Task goal: Leaving out the pictures, retype all the material exactly.

______

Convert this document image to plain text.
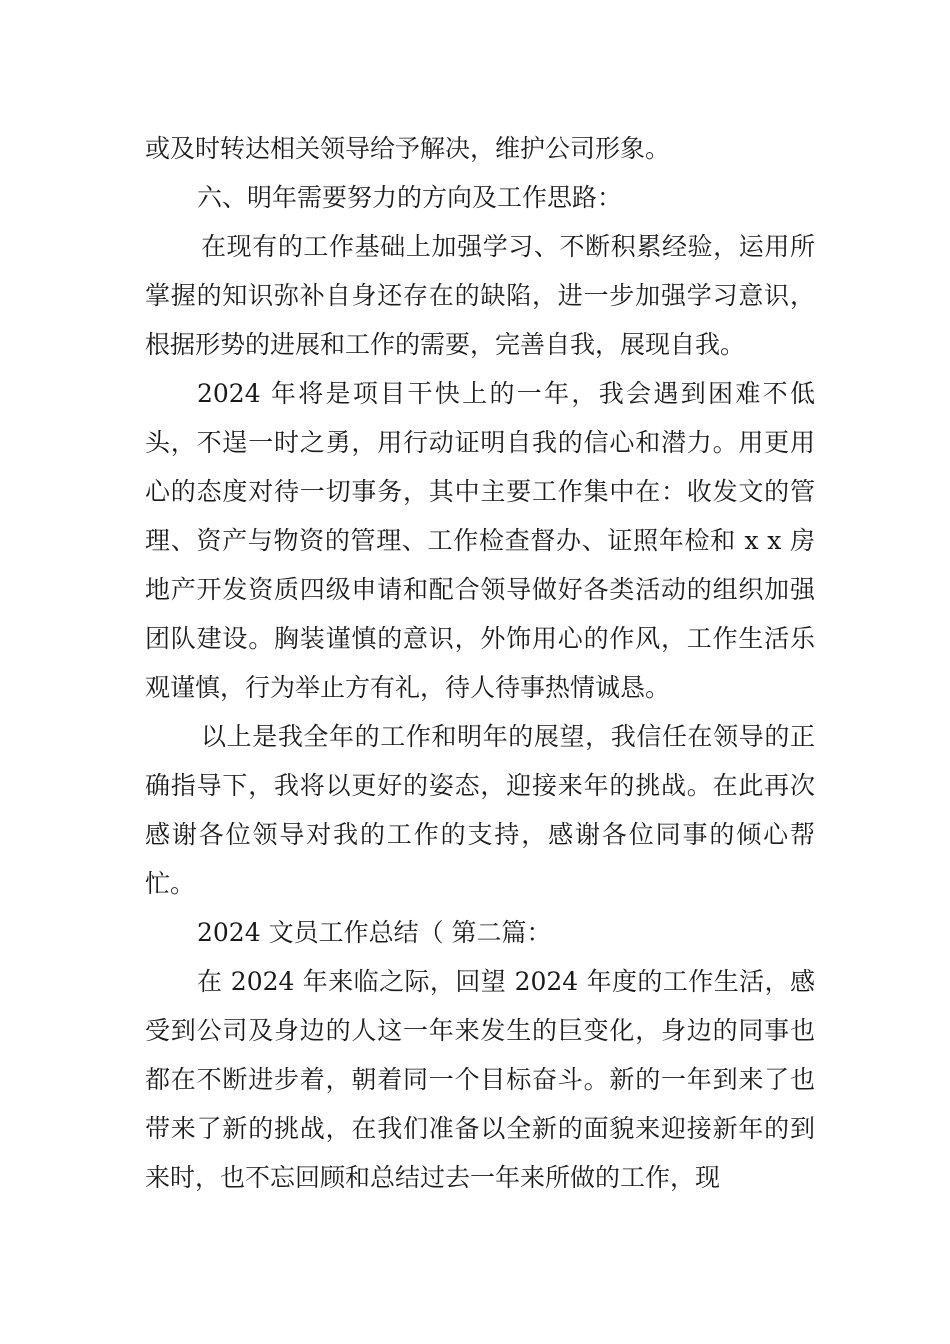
或及时转达相关领导给予解决，维护公司形象。

六、明年需要努力的方向及工作思路：

在现有的工作基础上加强学习、不断积累经验，运用所掌握的知识弥补自身还存在的缺陷，进一步加强学习意识，根据形势的进展和工作的需要，完善自我，展现自我。

2024 年将是项目干快上的一年，我会遇到困难不低头，不逞一时之勇，用行动证明自我的信心和潜力。用更用心的态度对待一切事务，其中主要工作集中在：收发文的管理、资产与物资的管理、工作检查督办、证照年检和 x x 房地产开发资质四级申请和配合领导做好各类活动的组织加强团队建设。胸装谨慎的意识，外饰用心的作风，工作生活乐观谨慎，行为举止方有礼，待人待事热情诚恳。

以上是我全年的工作和明年的展望，我信任在领导的正确指导下，我将以更好的姿态，迎接来年的挑战。在此再次感谢各位领导对我的工作的支持，感谢各位同事的倾心帮忙。

2024 文员工作总结（ 第二篇：

在 2024 年来临之际，回望 2024 年度的工作生活，感受到公司及身边的人这一年来发生的巨变化，身边的同事也都在不断进步着，朝着同一个目标奋斗。新的一年到来了也带来了新的挑战，在我们准备以全新的面貌来迎接新年的到来时，也不忘回顾和总结过去一年来所做的工作，现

______

The completed task:
Convert this document image to plain text.
或及时转达相关领导给予解决，维护公司形象。

六、明年需要努力的方向及工作思路：

在现有的工作基础上加强学习、不断积累经验，运用所掌握的知识弥补自身还存在的缺陷，进一步加强学习意识，根据形势的进展和工作的需要，完善自我，展现自我。

2024 年将是项目干快上的一年，我会遇到困难不低头，不逞一时之勇，用行动证明自我的信心和潜力。用更用心的态度对待一切事务，其中主要工作集中在：收发文的管理、资产与物资的管理、工作检查督办、证照年检和 x x 房地产开发资质四级申请和配合领导做好各类活动的组织加强团队建设。胸装谨慎的意识，外饰用心的作风，工作生活乐观谨慎，行为举止方有礼，待人待事热情诚恳。

以上是我全年的工作和明年的展望，我信任在领导的正确指导下，我将以更好的姿态，迎接来年的挑战。在此再次感谢各位领导对我的工作的支持，感谢各位同事的倾心帮忙。

2024 文员工作总结（ 第二篇：

在 2024 年来临之际，回望 2024 年度的工作生活，感受到公司及身边的人这一年来发生的巨变化，身边的同事也都在不断进步着，朝着同一个目标奋斗。新的一年到来了也带来了新的挑战，在我们准备以全新的面貌来迎接新年的到来时，也不忘回顾和总结过去一年来所做的工作，现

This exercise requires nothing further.